Exercise aim - State how many lines contain the string "conclusión", and write nothing else.

Records shown -
----

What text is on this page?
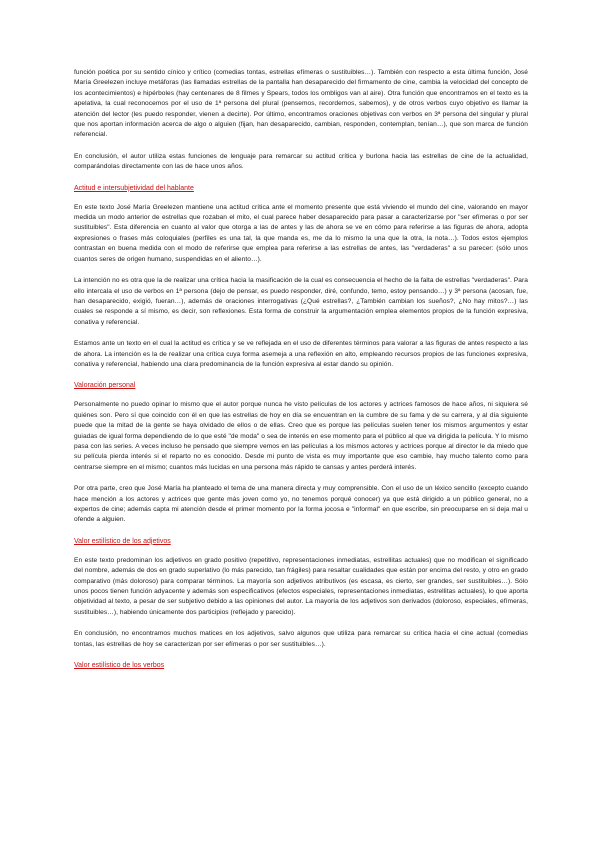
función poética por su sentido cínico y crítico (comedias tontas, estrellas efímeras o sustituibles…). También con respecto a esta última función, José María Greelezen incluye metáforas (las llamadas estrellas de la pantalla han desaparecido del firmamento de cine, cambia la velocidad del concepto de los acontecimientos) e hipérboles (hay centenares de 8 filmes y Spears, todos los ombligos van al aire). Otra función que encontramos en el texto es la apelativa, la cual reconocemos por el uso de 1ª persona del plural (pensemos, recordemos, sabemos), y de otros verbos cuyo objetivo es llamar la atención del lector (les puedo responder, vienen a decirte). Por último, encontramos oraciones objetivas con verbos en 3ª persona del singular y plural que nos aportan información acerca de algo o alguien (fijan, han desaparecido, cambian, responden, contemplan, tenían…), que son marca de función referencial.

En conclusión, el autor utiliza estas funciones de lenguaje para remarcar su actitud crítica y burlona hacia las estrellas de cine de la actualidad, comparándolas directamente con las de hace unos años.

Actitud e intersubjetividad del hablante

En este texto José María Greelezen mantiene una actitud crítica ante el momento presente que está viviendo el mundo del cine, valorando en mayor medida un modo anterior de estrellas que rozaban el mito, el cual parece haber desaparecido para pasar a caracterizarse por "ser efímeras o por ser sustituibles". Esta diferencia en cuanto al valor que otorga a las de antes y las de ahora se ve en cómo para referirse a las figuras de ahora, adopta expresiones o frases más coloquiales (perfiles es una tal, la que manda es, me da lo mismo la una que la otra, la nota…). Todos estos ejemplos contrastan en buena medida con el modo de referirse que emplea para referirse a las estrellas de antes, las "verdaderas" a su parecer: (sólo unos cuantos seres de origen humano, suspendidas en el aliento…).

La intención no es otra que la de realizar una crítica hacia la masificación de la cual es consecuencia el hecho de la falta de estrellas "verdaderas". Para ello intercala el uso de verbos en 1ª persona (dejo de pensar, es puedo responder, diré, confundo, temo, estoy pensando…) y 3ª persona (acosan, fue, han desaparecido, exigió, fueran…), además de oraciones interrogativas (¿Qué estrellas?, ¿También cambian los sueños?, ¿No hay mitos?…) las cuales se responde a sí mismo, es decir, son reflexiones. Esta forma de construir la argumentación emplea elementos propios de la función expresiva, conativa y referencial.

Estamos ante un texto en el cual la actitud es crítica y se ve reflejada en el uso de diferentes términos para valorar a las figuras de antes respecto a las de ahora. La intención es la de realizar una crítica cuya forma asemeja a una reflexión en alto, empleando recursos propios de las funciones expresiva, conativa y referencial, habiendo una clara predominancia de la función expresiva al estar dando su opinión.

Valoración personal

Personalmente no puedo opinar lo mismo que el autor porque nunca he visto películas de los actores y actrices famosos de hace años, ni siquiera sé quiénes son. Pero sí que coincido con él en que las estrellas de hoy en día se encuentran en la cumbre de su fama y de su carrera, y al día siguiente puede que la mitad de la gente se haya olvidado de ellos o de ellas. Creo que es porque las películas suelen tener los mismos argumentos y estar guiadas de igual forma dependiendo de lo que esté "de moda" o sea de interés en ese momento para el público al que va dirigida la película. Y lo mismo pasa con las series. A veces incluso he pensado que siempre vemos en las películas a los mismos actores y actrices porque al director le da miedo que su película pierda interés si el reparto no es conocido. Desde mi punto de vista es muy importante que eso cambie, hay mucho talento como para centrarse siempre en el mismo; cuantos más lucidas en una persona más rápido te cansas y antes perderá interés.

Por otra parte, creo que José María ha planteado el tema de una manera directa y muy comprensible. Con el uso de un léxico sencillo (excepto cuando hace mención a los actores y actrices que gente más joven como yo, no tenemos porqué conocer) ya que está dirigido a un público general, no a expertos de cine; además capta mi atención desde el primer momento por la forma jocosa e "informal" en que escribe, sin preocuparse en si deja mal u ofende a alguien.

Valor estilístico de los adjetivos

En este texto predominan los adjetivos en grado positivo (repetitivo, representaciones inmediatas, estrellitas actuales) que no modifican el significado del nombre, además de dos en grado superlativo (lo más parecido, tan frágiles) para resaltar cualidades que están por encima del resto, y otro en grado comparativo (más doloroso) para comparar términos. La mayoría son adjetivos atributivos (es escasa, es cierto, ser grandes, ser sustituibles…). Sólo unos pocos tienen función adyacente y además son especificativos (efectos especiales, representaciones inmediatas, estrellitas actuales), lo que aporta objetividad al texto, a pesar de ser subjetivo debido a las opiniones del autor. La mayoría de los adjetivos son derivados (doloroso, especiales, efímeras, sustituibles…), habiendo únicamente dos participios (reflejado y parecido).

En conclusión, no encontramos muchos matices en los adjetivos, salvo algunos que utiliza para remarcar su crítica hacia el cine actual (comedias tontas, las estrellas de hoy se caracterizan por ser efímeras o por ser sustituibles…).

Valor estilístico de los verbos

----

Exercise response - 2